===== Supplied entries =====

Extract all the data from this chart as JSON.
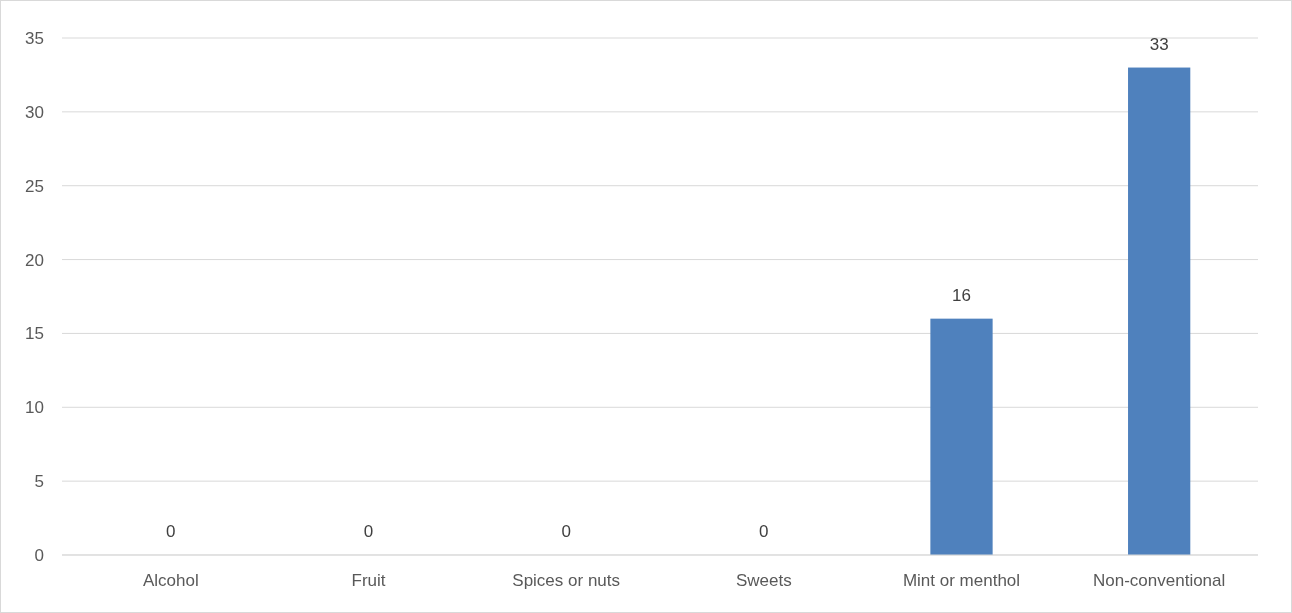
{
  "chart_data": {
    "type": "bar",
    "categories": [
      "Alcohol",
      "Fruit",
      "Spices or nuts",
      "Sweets",
      "Mint or menthol",
      "Non-conventional"
    ],
    "values": [
      0,
      0,
      0,
      0,
      16,
      33
    ],
    "color": "#4f81bd",
    "ylim": [
      0,
      35
    ],
    "yticks": [
      0,
      5,
      10,
      15,
      20,
      25,
      30,
      35
    ],
    "grid": "y",
    "data_labels": true
  }
}
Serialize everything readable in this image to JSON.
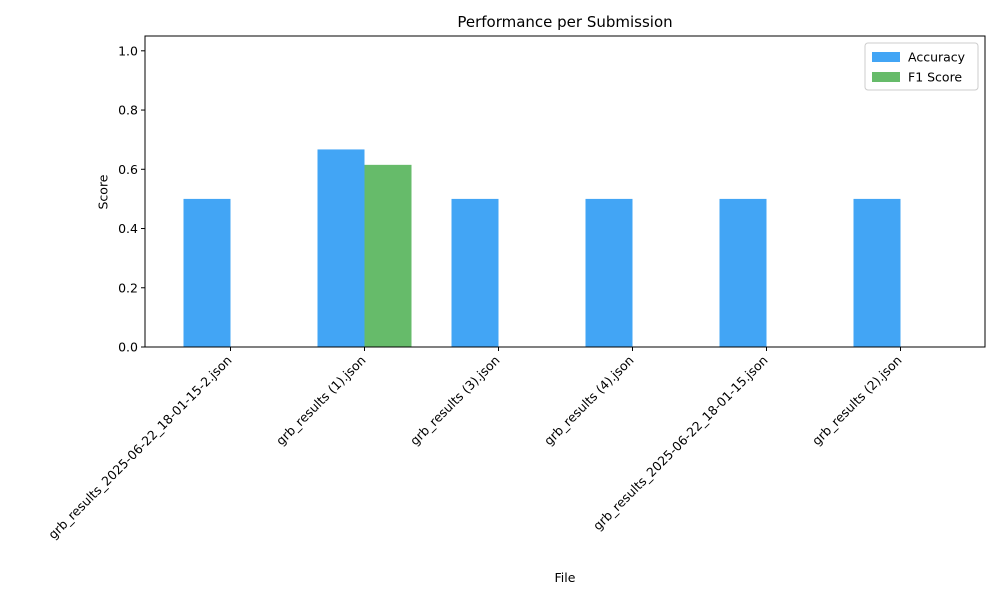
{
  "chart_data": {
    "type": "bar",
    "title": "Performance per Submission",
    "xlabel": "File",
    "ylabel": "Score",
    "categories": [
      "grb_results_2025-06-22_18-01-15-2.json",
      "grb_results (1).json",
      "grb_results (3).json",
      "grb_results (4).json",
      "grb_results_2025-06-22_18-01-15.json",
      "grb_results (2).json"
    ],
    "series": [
      {
        "name": "Accuracy",
        "color": "#42a5f5",
        "values": [
          0.5,
          0.667,
          0.5,
          0.5,
          0.5,
          0.5
        ]
      },
      {
        "name": "F1 Score",
        "color": "#66bb6a",
        "values": [
          0,
          0.615,
          0,
          0,
          0,
          0
        ]
      }
    ],
    "ylim": [
      0,
      1.05
    ],
    "yticks": [
      "0.0",
      "0.2",
      "0.4",
      "0.6",
      "0.8",
      "1.0"
    ],
    "grid": false,
    "legend_position": "top-right"
  }
}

=====

--- Request ---
Transcribe the material exactly, and leave out whatever pictures it holds.

--- Answer to this task ---
Extract all the data from this chart as JSON.
{
  "chart_data": {
    "type": "bar",
    "categories": [
      "Alcohol",
      "Fruit",
      "Spices or nuts",
      "Sweets",
      "Mint or menthol",
      "Non-conventional"
    ],
    "values": [
      0,
      0,
      0,
      0,
      16,
      33
    ],
    "color": "#4f81bd",
    "ylim": [
      0,
      35
    ],
    "yticks": [
      0,
      5,
      10,
      15,
      20,
      25,
      30,
      35
    ],
    "grid": "y",
    "data_labels": true
  }
}
Serialize everything readable in this image to JSON.
{
  "chart_data": {
    "type": "bar",
    "title": "Performance per Submission",
    "xlabel": "File",
    "ylabel": "Score",
    "categories": [
      "grb_results_2025-06-22_18-01-15-2.json",
      "grb_results (1).json",
      "grb_results (3).json",
      "grb_results (4).json",
      "grb_results_2025-06-22_18-01-15.json",
      "grb_results (2).json"
    ],
    "series": [
      {
        "name": "Accuracy",
        "color": "#42a5f5",
        "values": [
          0.5,
          0.667,
          0.5,
          0.5,
          0.5,
          0.5
        ]
      },
      {
        "name": "F1 Score",
        "color": "#66bb6a",
        "values": [
          0,
          0.615,
          0,
          0,
          0,
          0
        ]
      }
    ],
    "ylim": [
      0,
      1.05
    ],
    "yticks": [
      "0.0",
      "0.2",
      "0.4",
      "0.6",
      "0.8",
      "1.0"
    ],
    "grid": false,
    "legend_position": "top-right"
  }
}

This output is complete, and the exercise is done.